◆ **Exercise brief**
Locate every line in the material below that has the word "该问题属实". Copy each of those lines.

(Extracted records)
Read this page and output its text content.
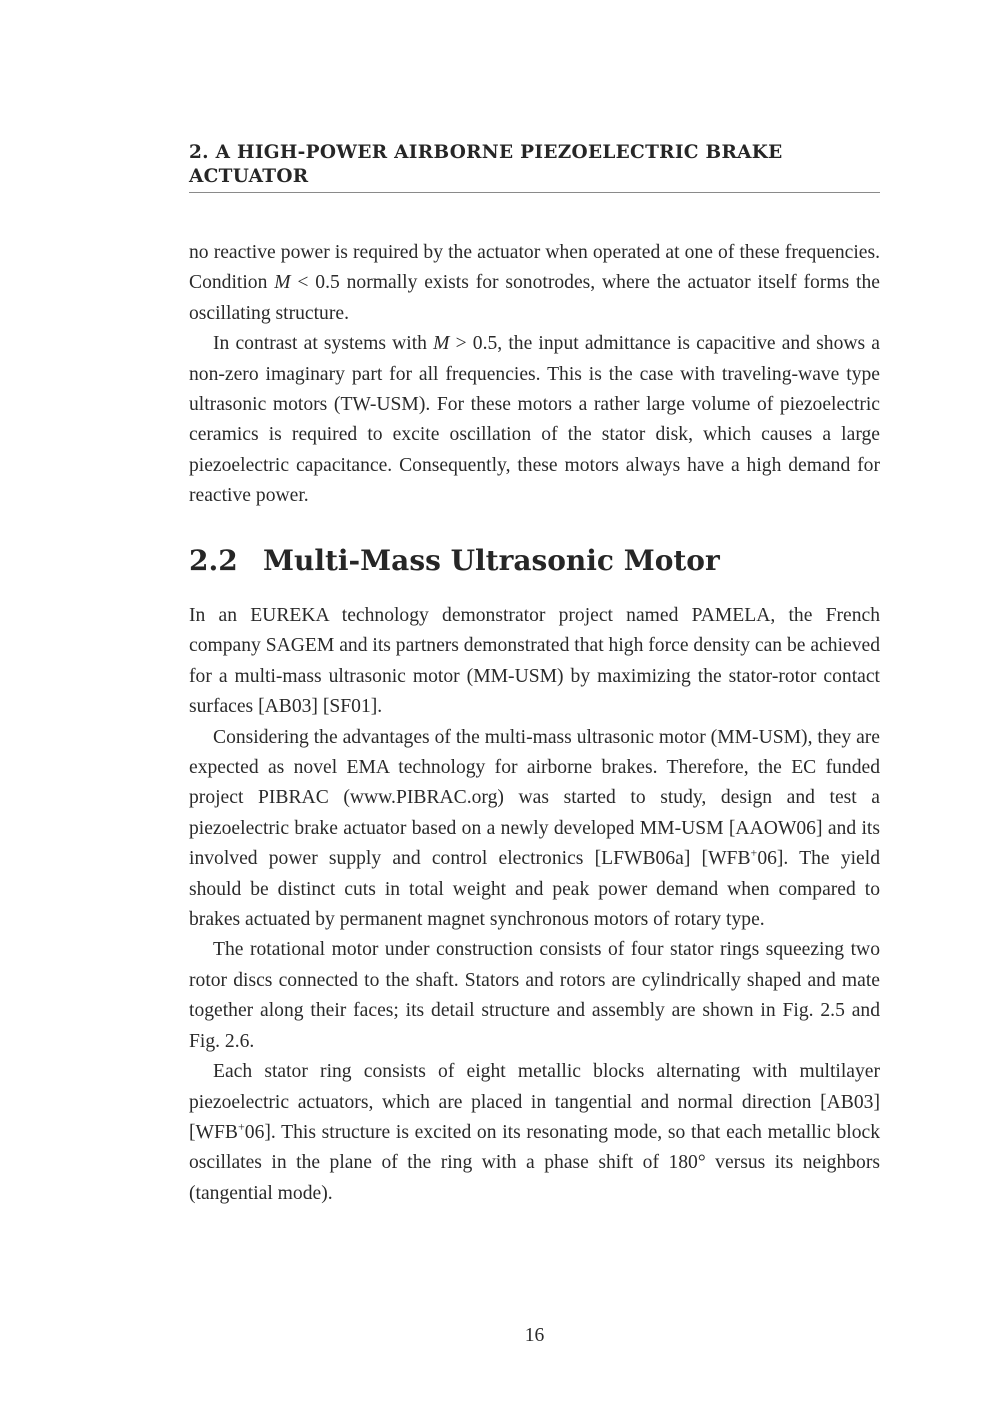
2. A HIGH-POWER AIRBORNE PIEZOELECTRIC BRAKE
ACTUATOR

no reactive power is required by the actuator when operated at one of these frequencies. Condition M < 0.5 normally exists for sonotrodes, where the actuator itself forms the oscillating structure.

In contrast at systems with M > 0.5, the input admittance is capacitive and shows a non-zero imaginary part for all frequencies. This is the case with traveling-wave type ultrasonic motors (TW-USM). For these motors a rather large volume of piezoelectric ceramics is required to excite oscillation of the stator disk, which causes a large piezoelectric capacitance. Consequently, these motors always have a high demand for reactive power.

2.2 Multi-Mass Ultrasonic Motor

In an EUREKA technology demonstrator project named PAMELA, the French company SAGEM and its partners demonstrated that high force density can be achieved for a multi-mass ultrasonic motor (MM-USM) by maximizing the stator-rotor contact surfaces [AB03] [SF01].

Considering the advantages of the multi-mass ultrasonic motor (MM-USM), they are expected as novel EMA technology for airborne brakes. Therefore, the EC funded project PIBRAC (www.PIBRAC.org) was started to study, design and test a piezoelectric brake actuator based on a newly developed MM-USM [AAOW06] and its involved power supply and control electronics [LFWB06a] [WFB+06]. The yield should be distinct cuts in total weight and peak power demand when compared to brakes actuated by permanent magnet synchronous motors of rotary type.

The rotational motor under construction consists of four stator rings squeezing two rotor discs connected to the shaft. Stators and rotors are cylindrically shaped and mate together along their faces; its detail structure and assembly are shown in Fig. 2.5 and Fig. 2.6.

Each stator ring consists of eight metallic blocks alternating with multilayer piezoelectric actuators, which are placed in tangential and normal direction [AB03] [WFB+06]. This structure is excited on its resonating mode, so that each metallic block oscillates in the plane of the ring with a phase shift of 180° versus its neighbors (tangential mode).

16
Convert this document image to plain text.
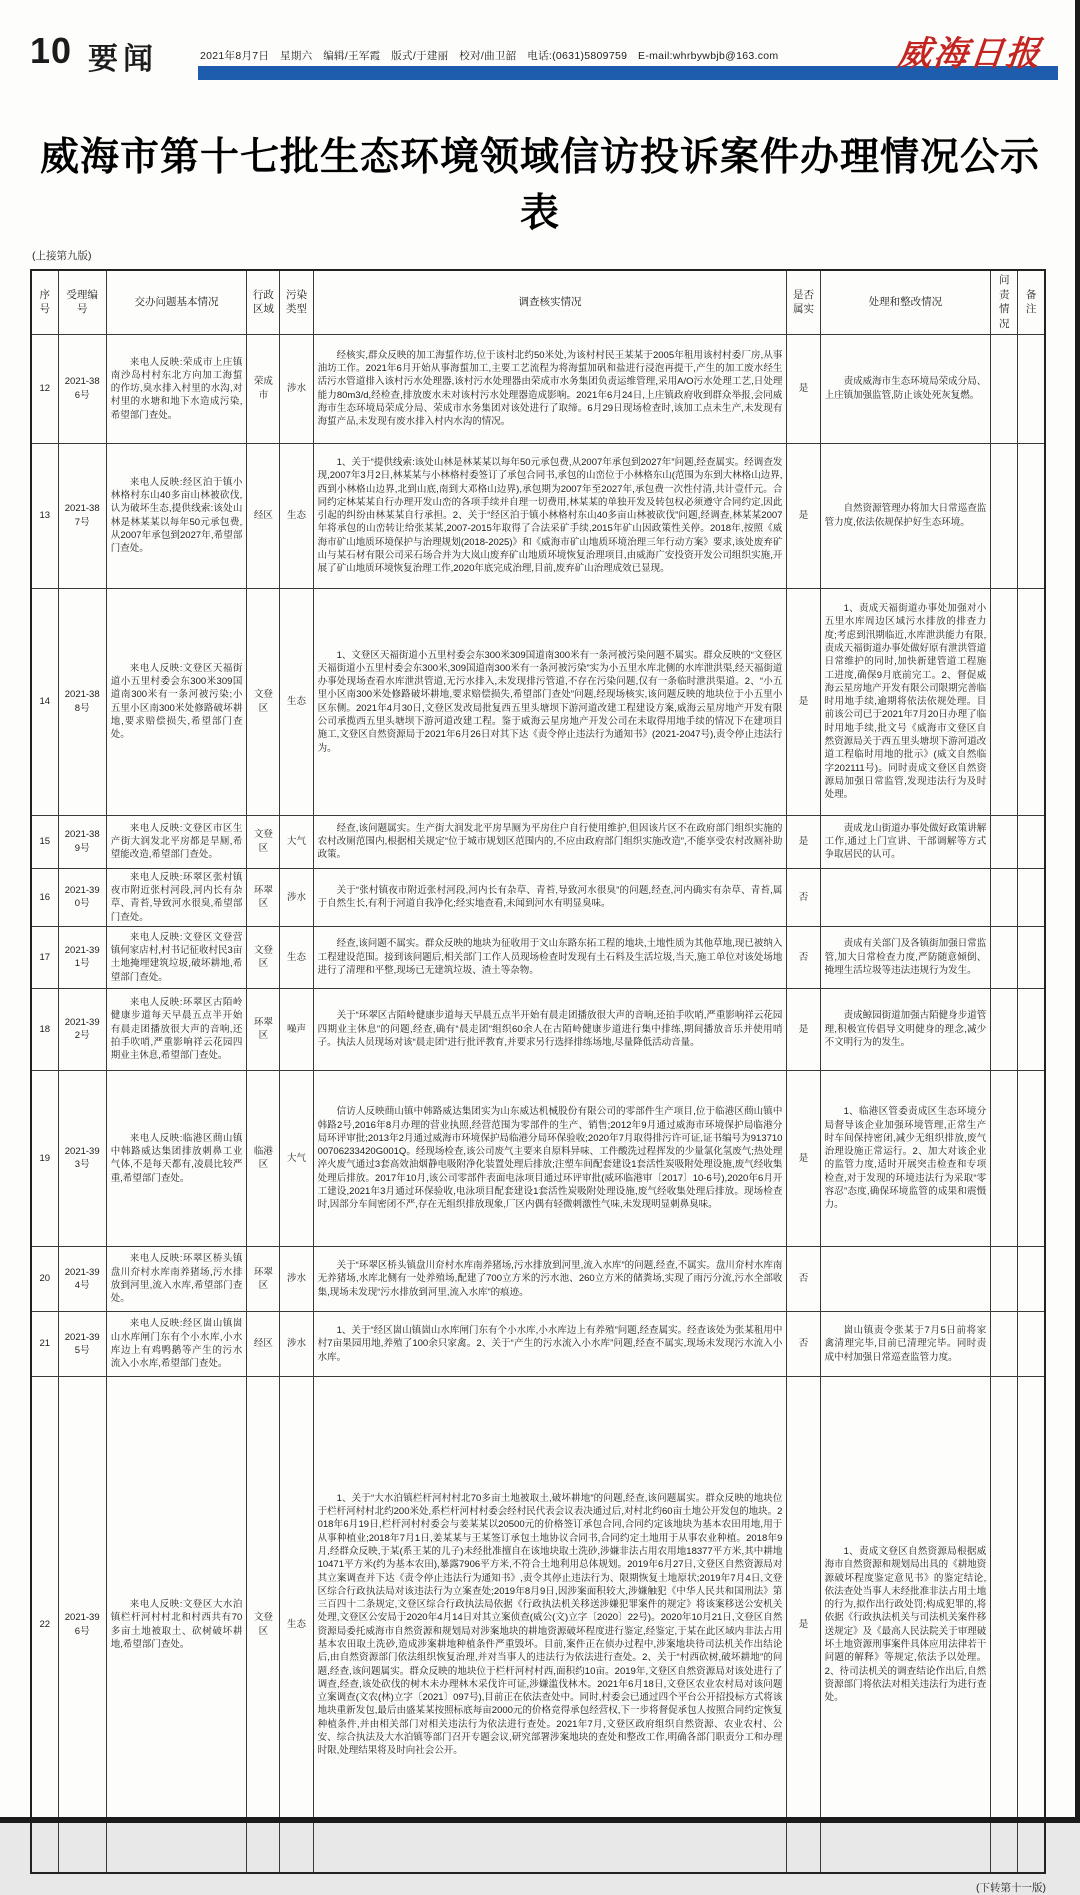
10 要闻	2021年8月7日　星期六　编辑/王军霞　版式/于建丽　校对/曲卫韶　电话:(0631)5809759　E-mail:whrbywbjb@163.com	威海日报
威海市第十七批生态环境领域信访投诉案件办理情况公示表
(上接第九版)
序号	受理编号	交办问题基本情况	行政区域	污染类型	调查核实情况	是否属实	处理和整改情况	问责情况	备注
12	2021-386号	来电人反映:荣成市上庄镇南沙岛村村东北方向加工海蜇的作坊,臭水排入村里的水沟,对村里的水塘和地下水造成污染,希望部门查处。	荣成市	涉水	经核实,群众反映的加工海蜇作坊,位于该村北约50米处,为该村村民王某某于2005年租用该村村委厂房,从事油坊工作。2021年6月开始从事海蜇加工,主要工艺流程为将海蜇加矾和盐进行浸泡再提干,产生的加工废水经生活污水管道排入该村污水处理器,该村污水处理器由荣成市水务集团负责运维管理,采用A/O污水处理工艺,日处理能力80m3/d,经检查,排放废水未对该村污水处理器造成影响。2021年6月24日,上庄镇政府收到群众举报,会同威海市生态环境局荣成分局、荣成市水务集团对该处进行了取缔。6月29日现场检查时,该加工点未生产,未发现有海蜇产品,未发现有废水排入村内水沟的情况。	是	责成威海市生态环境局荣成分局、上庄镇加强监管,防止该处死灰复燃。		
13	2021-387号	来电人反映:经区泊于镇小林格村东山40多亩山林被砍伐,认为破坏生态,提供线索:该处山林是林某某以每年50元承包费,从2007年承包到2027年,希望部门查处。	经区	生态	1、关于“提供线索:该处山林是林某某以每年50元承包费,从2007年承包到2027年”问题,经查属实。经调查发现,2007年3月2日,林某某与小林格村委签订了承包合同书,承包的山峦位于小林格东山(范围为东到大林格山边界,西到小林格山边界,北到山底,南到大邓格山边界),承包期为2007年至2027年,承包费一次性付清,共计壹仟元。合同约定林某某自行办理开发山峦的各项手续并自理一切费用,林某某的单独开发及转包权必须遵守合同约定,因此引起的纠纷由林某某自行承担。2、关于“经区泊于镇小林格村东山40多亩山林被砍伐”问题,经调查,林某某2007年将承包的山峦转让给张某某,2007-2015年取得了合法采矿手续,2015年矿山因政策性关停。2018年,按照《威海市矿山地质环境保护与治理规划(2018-2025)》和《威海市矿山地质环境治理三年行动方案》要求,该处废弃矿山与某石材有限公司采石场合并为大岚山废弃矿山地质环境恢复治理项目,由威海广安投资开发公司组织实施,开展了矿山地质环境恢复治理工作,2020年底完成治理,目前,废弃矿山治理成效已显现。	是	自然资源管理办将加大日常巡查监管力度,依法依规保护好生态环境。		
14	2021-388号	来电人反映:文登区天福街道小五里村委会东300米309国道南300米有一条河被污染;小五里小区南300米处修路破坏耕地,要求赔偿损失,希望部门查处。	文登区	生态	1、文登区天福街道小五里村委会东300米309国道南300米有一条河被污染问题不属实。群众反映的“文登区天福街道小五里村委会东300米,309国道南300米有一条河被污染”实为小五里水库北侧的水库泄洪渠,经天福街道办事处现场查看水库泄洪管道,无污水排入,未发现排污管道,不存在污染问题,仅有一条临时泄洪渠道。2、“小五里小区南300米处修路破坏耕地,要求赔偿损失,希望部门查处”问题,经现场核实,该问题反映的地块位于小五里小区东侧。2021年4月30日,文登区发改局批复西五里头塘坝下游河道改建工程建设方案,威海云星房地产开发有限公司承揽西五里头塘坝下游河道改建工程。鉴于威海云星房地产开发公司在未取得用地手续的情况下在建项目施工,文登区自然资源局于2021年6月26日对其下达《责令停止违法行为通知书》(2021-2047号),责令停止违法行为。	是	1、责成天福街道办事处加强对小五里水库周边区域污水排放的排查力度;考虑到汛期临近,水库泄洪能力有限,责成天福街道办事处做好原有泄洪管道日常维护的同时,加快新建管道工程施工进度,确保9月底前完工。2、督促威海云星房地产开发有限公司限期完善临时用地手续,逾期将依法依规处理。目前该公司已于2021年7月20日办理了临时用地手续,批文号《威海市文登区自然资源局关于西五里头塘坝下游河道改道工程临时用地的批示》(威文自然临字202111号)。同时责成文登区自然资源局加强日常监管,发现违法行为及时处理。		
15	2021-389号	来电人反映:文登区市区生产街大润发北平房都是旱厕,希望能改造,希望部门查处。	文登区	大气	经查,该问题属实。生产街大润发北平房旱厕为平房住户自行使用维护,但因该片区不在政府部门组织实施的农村改厕范围内,根据相关规定“位于城市规划区范围内的,不应由政府部门组织实施改造”,不能享受农村改厕补助政策。	是	责成龙山街道办事处做好政策讲解工作,通过上门宣讲、干部调解等方式争取居民的认可。		
16	2021-390号	来电人反映:环翠区张村镇夜市附近张村河段,河内长有杂草、青苔,导致河水很臭,希望部门查处。	环翠区	涉水	关于“张村镇夜市附近张村河段,河内长有杂草、青苔,导致河水很臭”的问题,经查,河内确实有杂草、青苔,属于自然生长,有利于河道自我净化;经实地查看,未闻到河水有明显臭味。	否			
17	2021-391号	来电人反映:文登区文登营镇何家店村,村书记征收村民3亩土地掩埋建筑垃圾,破坏耕地,希望部门查处。	文登区	生态	经查,该问题不属实。群众反映的地块为征收用于文山东路东拓工程的地块,土地性质为其他草地,现已被纳入工程建设范围。接到该问题后,相关部门工作人员现场检查时发现有土石料及生活垃圾,当天,施工单位对该处场地进行了清理和平整,现场已无建筑垃圾、渣土等杂物。	否	责成有关部门及各镇街加强日常监管,加大日常检查力度,严防随意倾倒、掩埋生活垃圾等违法违规行为发生。		
18	2021-392号	来电人反映:环翠区古陌岭健康步道每天早晨五点半开始有晨走团播放很大声的音响,还拍手吹哨,严重影响祥云花园四期业主休息,希望部门查处。	环翠区	噪声	关于“环翠区古陌岭健康步道每天早晨五点半开始有晨走团播放很大声的音响,还拍手吹哨,严重影响祥云花园四期业主休息”的问题,经查,确有“晨走团”组织60余人在古陌岭健康步道进行集中排练,期间播放音乐并使用哨子。执法人员现场对该“晨走团”进行批评教育,并要求另行选择排练场地,尽量降低活动音量。	是	责成鲸园街道加强古陌健身步道管理,积极宣传倡导文明健身的理念,减少不文明行为的发生。		
19	2021-393号	来电人反映:临港区蔄山镇中韩路威达集团排放刺鼻工业气体,不是每天都有,凌晨比较严重,希望部门查处。	临港区	大气	信访人反映蔄山镇中韩路威达集团实为山东威达机械股份有限公司的零部件生产项目,位于临港区蔄山镇中韩路2号,2016年8月办理的营业执照,经营范围为零部件的生产、销售;2012年9月通过威海市环境保护局临港分局环评审批;2013年2月通过威海市环境保护局临港分局环保验收;2020年7月取得排污许可证,证书编号为91371000706233420G001Q。经现场检查,该公司废气主要来自原料异味、工件酸洗过程挥发的少量氯化氢废气;热处理淬火废气通过3套高效油烟静电吸附净化装置处理后排放;注塑车间配套建设1套活性炭吸附处理设施,废气经收集处理后排放。2017年10月,该公司零部件表面电泳项目通过环评审批(威环临港审〔2017〕10-6号),2020年6月开工建设,2021年3月通过环保验收,电泳项目配套建设1套活性炭吸附处理设施,废气经收集处理后排放。现场检查时,因部分车间密闭不严,存在无组织排放现象,厂区内偶有轻微刺激性气味,未发现明显刺鼻臭味。	是	1、临港区管委责成区生态环境分局督导该企业加强环境管理,正常生产时车间保持密闭,减少无组织排放,废气治理设施正常运行。2、加大对该企业的监管力度,适时开展突击检查和专项检查,对于发现的环境违法行为采取“零容忍”态度,确保环境监管的成果和震慑力。		
20	2021-394号	来电人反映:环翠区桥头镇盘川夼村水库南养猪场,污水排放到河里,流入水库,希望部门查处。	环翠区	涉水	关于“环翠区桥头镇盘川夼村水库南养猪场,污水排放到河里,流入水库”的问题,经查,不属实。盘川夼村水库南无养猪场,水库北侧有一处养殖场,配建了700立方米的污水池、260立方米的储粪场,实现了雨污分流,污水全部收集,现场未发现“污水排放到河里,流入水库”的痕迹。	否			
21	2021-395号	来电人反映:经区崮山镇崮山水库闸门东有个小水库,小水库边上有鸡鸭鹅等产生的污水流入小水库,希望部门查处。	经区	涉水	1、关于“经区崮山镇崮山水库闸门东有个小水库,小水库边上有养殖”问题,经查属实。经查该处为张某租用中村7亩果园用地,养殖了100余只家禽。2、关于“产生的污水流入小水库”问题,经查不属实,现场未发现污水流入小水库。	否	崮山镇责令张某于7月5日前将家禽清理完毕,目前已清理完毕。同时责成中村加强日常巡查监管力度。		
22	2021-396号	来电人反映:文登区大水泊镇栏杆河村村北和村西共有70多亩土地被取土、砍树破坏耕地,希望部门查处。	文登区	生态	1、关于“大水泊镇栏杆河村村北70多亩土地被取土,破坏耕地”的问题,经查,该问题属实。群众反映的地块位于栏杆河村村北约200米处,系栏杆河村村委会经村民代表会议表决通过后,对村北约60亩土地公开发包的地块。2018年6月19日,栏杆河村村委会与姜某某以20500元的价格签订承包合同,合同约定该地块为基本农田用地,用于从事种植业;2018年7月1日,姜某某与王某签订承包土地协议合同书,合同约定土地用于从事农业种植。2018年9月,经群众反映,于某(系王某的儿子)未经批准擅自在该地块取土洗砂,涉嫌非法占用农用地18377平方米,其中耕地10471平方米(约为基本农田),暴露7906平方米,不符合土地利用总体规划。2019年6月27日,文登区自然资源局对其立案调查并下达《责令停止违法行为通知书》,责令其停止违法行为、限期恢复土地原状;2019年7月4日,文登区综合行政执法局对该违法行为立案查处;2019年8月9日,因涉案面积较大,涉嫌触犯《中华人民共和国刑法》第三百四十二条规定,文登区综合行政执法局依据《行政执法机关移送涉嫌犯罪案件的规定》将该案移送公安机关处理,文登区公安局于2020年4月14日对其立案侦查(威公(文)立字〔2020〕22号)。2020年10月21日,文登区自然资源局委托威海市自然资源和规划局对涉案地块的耕地资源破坏程度进行鉴定,经鉴定,于某在此区域内非法占用基本农田取土洗砂,造成涉案耕地种植条件严重毁坏。目前,案件正在侦办过程中,涉案地块待司法机关作出结论后,由自然资源部门依法组织恢复治理,并对当事人的违法行为依法进行查处。2、关于“村西砍树,破坏耕地”的问题,经查,该问题属实。群众反映的地块位于栏杆河村村西,面积约10亩。2019年,文登区自然资源局对该处进行了调查,经查,该处砍伐的树木未办理林木采伐许可证,涉嫌滥伐林木。2021年6月18日,文登区农业农村局对该问题立案调查(文农(林)立字〔2021〕097号),目前正在依法查处中。同时,村委会已通过四个平台公开招投标方式将该地块重新发包,最后由盛某某按照标底每亩2000元的价格竞得承包经营权,下一步将督促承包人按照合同约定恢复种植条件,并由相关部门对相关违法行为依法进行查处。2021年7月,文登区政府组织自然资源、农业农村、公安、综合执法及大水泊镇等部门召开专题会议,研究部署涉案地块的查处和整改工作,明确各部门职责分工和办理时限,处理结果将及时向社会公开。	是	1、责成文登区自然资源局根据威海市自然资源和规划局出具的《耕地资源破坏程度鉴定意见书》的鉴定结论,依法查处当事人未经批准非法占用土地的行为,拟作出行政处罚;构成犯罪的,将依据《行政执法机关与司法机关案件移送规定》及《最高人民法院关于审理破坏土地资源刑事案件具体应用法律若干问题的解释》等规定,依法予以处理。2、待司法机关的调查结论作出后,自然资源部门将依法对相关违法行为进行查处。		
(下转第十一版)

◆ **Expected output**
15	2021-389号	来电人反映:文登区市区生产街大润发北平房都是旱厕,希望能改造,希望部门查处。	文登区	大气	经查,该问题属实。生产街大润发北平房旱厕为平房住户自行使用维护,但因该片区不在政府部门组织实施的农村改厕范围内,根据相关规定“位于城市规划区范围内的,不应由政府部门组织实施改造”,不能享受农村改厕补助政策。	是	责成龙山街道办事处做好政策讲解工作,通过上门宣讲、干部调解等方式争取居民的认可。		
22	2021-396号	来电人反映:文登区大水泊镇栏杆河村村北和村西共有70多亩土地被取土、砍树破坏耕地,希望部门查处。	文登区	生态	1、关于“大水泊镇栏杆河村村北70多亩土地被取土,破坏耕地”的问题,经查,该问题属实。群众反映的地块位于栏杆河村村北约200米处,系栏杆河村村委会经村民代表会议表决通过后,对村北约60亩土地公开发包的地块。2018年6月19日,栏杆河村村委会与姜某某以20500元的价格签订承包合同,合同约定该地块为基本农田用地,用于从事种植业;2018年7月1日,姜某某与王某签订承包土地协议合同书,合同约定土地用于从事农业种植。2018年9月,经群众反映,于某(系王某的儿子)未经批准擅自在该地块取土洗砂,涉嫌非法占用农用地18377平方米,其中耕地10471平方米(约为基本农田),暴露7906平方米,不符合土地利用总体规划。2019年6月27日,文登区自然资源局对其立案调查并下达《责令停止违法行为通知书》,责令其停止违法行为、限期恢复土地原状;2019年7月4日,文登区综合行政执法局对该违法行为立案查处;2019年8月9日,因涉案面积较大,涉嫌触犯《中华人民共和国刑法》第三百四十二条规定,文登区综合行政执法局依据《行政执法机关移送涉嫌犯罪案件的规定》将该案移送公安机关处理,文登区公安局于2020年4月14日对其立案侦查(威公(文)立字〔2020〕22号)。2020年10月21日,文登区自然资源局委托威海市自然资源和规划局对涉案地块的耕地资源破坏程度进行鉴定,经鉴定,于某在此区域内非法占用基本农田取土洗砂,造成涉案耕地种植条件严重毁坏。目前,案件正在侦办过程中,涉案地块待司法机关作出结论后,由自然资源部门依法组织恢复治理,并对当事人的违法行为依法进行查处。2、关于“村西砍树,破坏耕地”的问题,经查,该问题属实。群众反映的地块位于栏杆河村村西,面积约10亩。2019年,文登区自然资源局对该处进行了调查,经查,该处砍伐的树木未办理林木采伐许可证,涉嫌滥伐林木。2021年6月18日,文登区农业农村局对该问题立案调查(文农(林)立字〔2021〕097号),目前正在依法查处中。同时,村委会已通过四个平台公开招投标方式将该地块重新发包,最后由盛某某按照标底每亩2000元的价格竞得承包经营权,下一步将督促承包人按照合同约定恢复种植条件,并由相关部门对相关违法行为依法进行查处。2021年7月,文登区政府组织自然资源、农业农村、公安、综合执法及大水泊镇等部门召开专题会议,研究部署涉案地块的查处和整改工作,明确各部门职责分工和办理时限,处理结果将及时向社会公开。	是	1、责成文登区自然资源局根据威海市自然资源和规划局出具的《耕地资源破坏程度鉴定意见书》的鉴定结论,依法查处当事人未经批准非法占用土地的行为,拟作出行政处罚;构成犯罪的,将依据《行政执法机关与司法机关案件移送规定》及《最高人民法院关于审理破坏土地资源刑事案件具体应用法律若干问题的解释》等规定,依法予以处理。2、待司法机关的调查结论作出后,自然资源部门将依法对相关违法行为进行查处。		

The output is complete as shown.